**Given instruction**
Can you transcribe every entry word for word, skipping the images?

**Material shown**

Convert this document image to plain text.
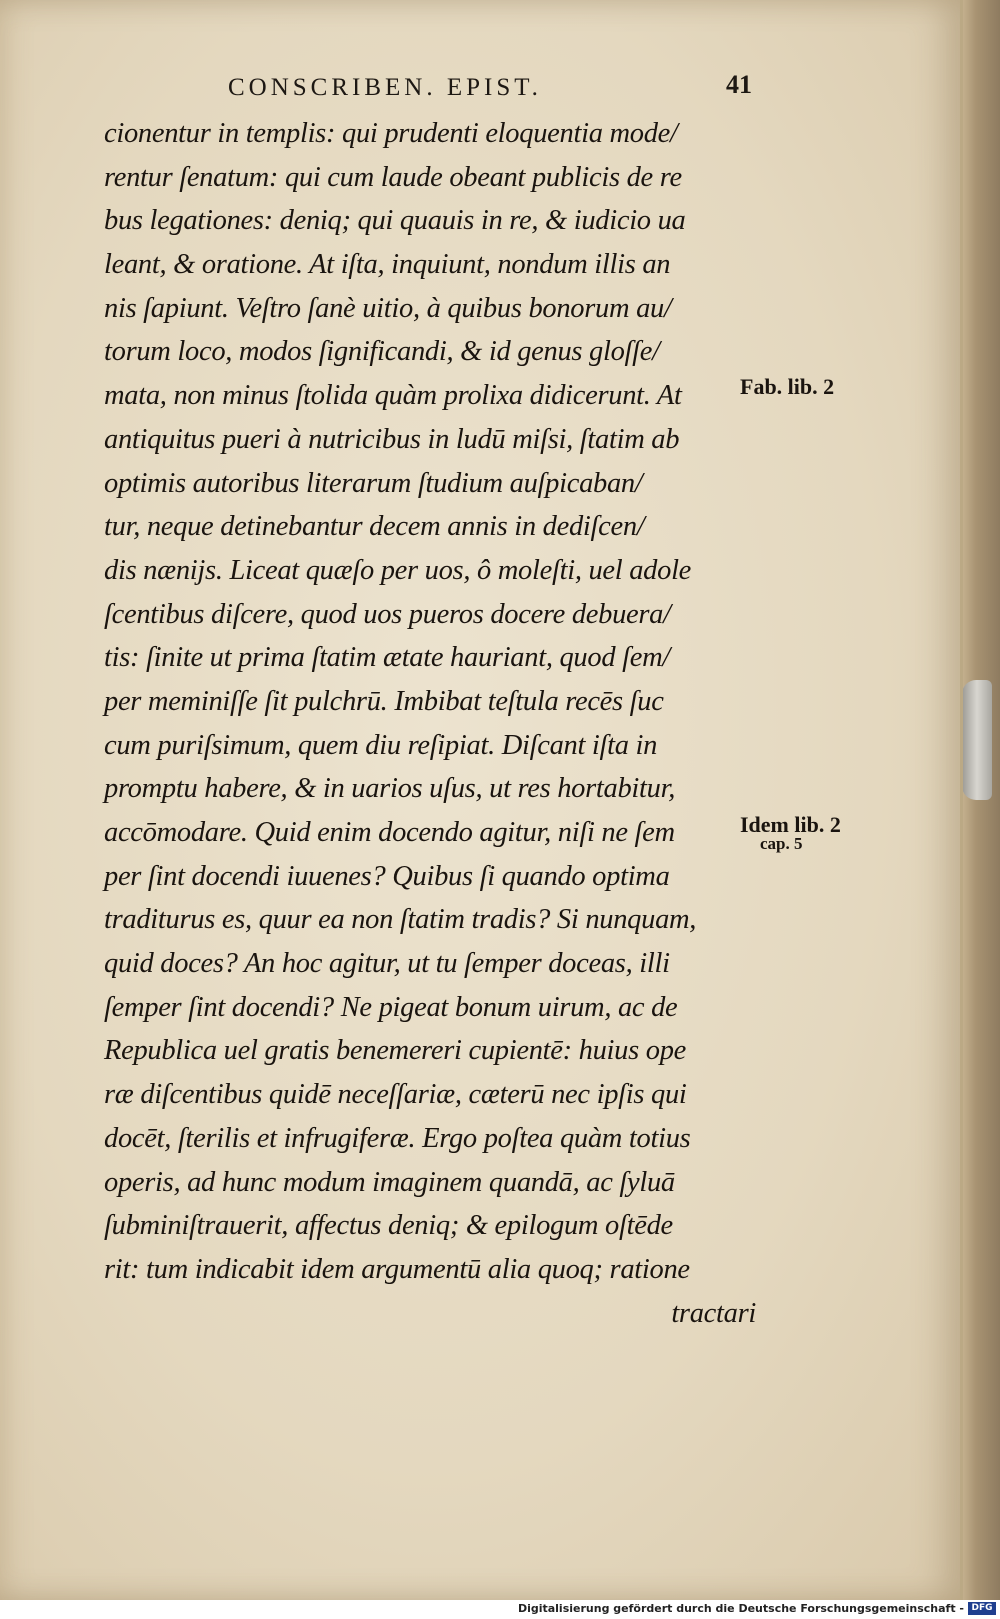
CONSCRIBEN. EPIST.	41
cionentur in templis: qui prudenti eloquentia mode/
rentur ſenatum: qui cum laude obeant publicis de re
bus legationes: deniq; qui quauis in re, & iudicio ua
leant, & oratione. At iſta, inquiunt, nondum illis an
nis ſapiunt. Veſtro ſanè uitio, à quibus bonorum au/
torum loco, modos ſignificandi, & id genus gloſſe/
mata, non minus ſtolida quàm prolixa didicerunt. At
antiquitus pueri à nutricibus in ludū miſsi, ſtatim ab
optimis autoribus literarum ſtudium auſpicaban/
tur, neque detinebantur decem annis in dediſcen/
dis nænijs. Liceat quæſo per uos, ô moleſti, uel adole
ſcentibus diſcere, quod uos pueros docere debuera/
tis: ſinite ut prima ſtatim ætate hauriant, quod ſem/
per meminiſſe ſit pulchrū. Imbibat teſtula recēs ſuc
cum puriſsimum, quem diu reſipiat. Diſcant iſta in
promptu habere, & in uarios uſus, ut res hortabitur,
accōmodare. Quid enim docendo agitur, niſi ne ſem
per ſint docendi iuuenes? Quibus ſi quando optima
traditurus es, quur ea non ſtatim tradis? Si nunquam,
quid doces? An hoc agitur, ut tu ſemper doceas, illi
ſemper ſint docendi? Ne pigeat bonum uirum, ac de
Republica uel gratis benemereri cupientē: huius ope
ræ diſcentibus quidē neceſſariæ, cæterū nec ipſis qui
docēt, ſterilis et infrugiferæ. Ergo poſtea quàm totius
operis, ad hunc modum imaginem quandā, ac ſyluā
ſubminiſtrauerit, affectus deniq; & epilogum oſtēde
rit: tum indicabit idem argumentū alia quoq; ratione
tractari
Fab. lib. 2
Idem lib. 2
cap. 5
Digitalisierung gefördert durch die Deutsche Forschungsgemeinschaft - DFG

**Output below**
Convert this document image to plain text.
CONSCRIBEN. EPIST.	41
cionentur in templis: qui prudenti eloquentia mode/
rentur ſenatum: qui cum laude obeant publicis de re
bus legationes: deniq; qui quauis in re, & iudicio ua
leant, & oratione. At iſta, inquiunt, nondum illis an
nis ſapiunt. Veſtro ſanè uitio, à quibus bonorum au/
torum loco, modos ſignificandi, & id genus gloſſe/
mata, non minus ſtolida quàm prolixa didicerunt. At
antiquitus pueri à nutricibus in ludū miſsi, ſtatim ab
optimis autoribus literarum ſtudium auſpicaban/
tur, neque detinebantur decem annis in dediſcen/
dis nænijs. Liceat quæſo per uos, ô moleſti, uel adole
ſcentibus diſcere, quod uos pueros docere debuera/
tis: ſinite ut prima ſtatim ætate hauriant, quod ſem/
per meminiſſe ſit pulchrū. Imbibat teſtula recēs ſuc
cum puriſsimum, quem diu reſipiat. Diſcant iſta in
promptu habere, & in uarios uſus, ut res hortabitur,
accōmodare. Quid enim docendo agitur, niſi ne ſem
per ſint docendi iuuenes? Quibus ſi quando optima
traditurus es, quur ea non ſtatim tradis? Si nunquam,
quid doces? An hoc agitur, ut tu ſemper doceas, illi
ſemper ſint docendi? Ne pigeat bonum uirum, ac de
Republica uel gratis benemereri cupientē: huius ope
ræ diſcentibus quidē neceſſariæ, cæterū nec ipſis qui
docēt, ſterilis et infrugiferæ. Ergo poſtea quàm totius
operis, ad hunc modum imaginem quandā, ac ſyluā
ſubminiſtrauerit, affectus deniq; & epilogum oſtēde
rit: tum indicabit idem argumentū alia quoq; ratione
tractari
Fab. lib. 2
Idem lib. 2
cap. 5
Digitalisierung gefördert durch die Deutsche Forschungsgemeinschaft - DFG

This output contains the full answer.